Stored entries:
- - - - -
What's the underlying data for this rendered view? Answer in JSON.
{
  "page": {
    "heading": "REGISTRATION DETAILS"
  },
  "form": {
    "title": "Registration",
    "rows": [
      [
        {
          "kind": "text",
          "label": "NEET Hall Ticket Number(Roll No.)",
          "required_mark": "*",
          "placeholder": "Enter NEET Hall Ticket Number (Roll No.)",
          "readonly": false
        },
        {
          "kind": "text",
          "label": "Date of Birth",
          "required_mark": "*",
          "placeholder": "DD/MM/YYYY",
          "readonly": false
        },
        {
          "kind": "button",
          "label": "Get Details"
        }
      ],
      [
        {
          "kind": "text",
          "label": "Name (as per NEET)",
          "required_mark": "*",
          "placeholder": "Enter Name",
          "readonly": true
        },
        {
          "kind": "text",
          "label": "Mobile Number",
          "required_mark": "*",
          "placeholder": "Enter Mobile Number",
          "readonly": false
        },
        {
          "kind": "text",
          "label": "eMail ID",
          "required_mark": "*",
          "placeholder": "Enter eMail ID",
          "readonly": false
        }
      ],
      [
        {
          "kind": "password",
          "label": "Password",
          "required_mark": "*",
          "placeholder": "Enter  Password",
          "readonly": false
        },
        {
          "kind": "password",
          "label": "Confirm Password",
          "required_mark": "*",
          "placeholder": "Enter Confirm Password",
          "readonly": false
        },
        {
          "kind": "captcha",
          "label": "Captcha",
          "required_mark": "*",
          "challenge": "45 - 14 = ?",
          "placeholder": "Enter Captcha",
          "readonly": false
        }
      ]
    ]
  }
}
- - - - -
All records above must be set down exactly, please.

**ANSWER TO THE TASK:**
What's the underlying data for this rendered view? Answer in JSON.
{
  "page": {
    "heading": "REGISTRATION DETAILS"
  },
  "form": {
    "title": "Registration",
    "rows": [
      [
        {
          "kind": "text",
          "label": "NEET Hall Ticket Number(Roll No.)",
          "required_mark": "*",
          "placeholder": "Enter NEET Hall Ticket Number (Roll No.)",
          "readonly": false
        },
        {
          "kind": "text",
          "label": "Date of Birth",
          "required_mark": "*",
          "placeholder": "DD/MM/YYYY",
          "readonly": false
        },
        {
          "kind": "button",
          "label": "Get Details"
        }
      ],
      [
        {
          "kind": "text",
          "label": "Name (as per NEET)",
          "required_mark": "*",
          "placeholder": "Enter Name",
          "readonly": true
        },
        {
          "kind": "text",
          "label": "Mobile Number",
          "required_mark": "*",
          "placeholder": "Enter Mobile Number",
          "readonly": false
        },
        {
          "kind": "text",
          "label": "eMail ID",
          "required_mark": "*",
          "placeholder": "Enter eMail ID",
          "readonly": false
        }
      ],
      [
        {
          "kind": "password",
          "label": "Password",
          "required_mark": "*",
          "placeholder": "Enter  Password",
          "readonly": false
        },
        {
          "kind": "password",
          "label": "Confirm Password",
          "required_mark": "*",
          "placeholder": "Enter Confirm Password",
          "readonly": false
        },
        {
          "kind": "captcha",
          "label": "Captcha",
          "required_mark": "*",
          "challenge": "45 - 14 = ?",
          "placeholder": "Enter Captcha",
          "readonly": false
        }
      ]
    ]
  }
}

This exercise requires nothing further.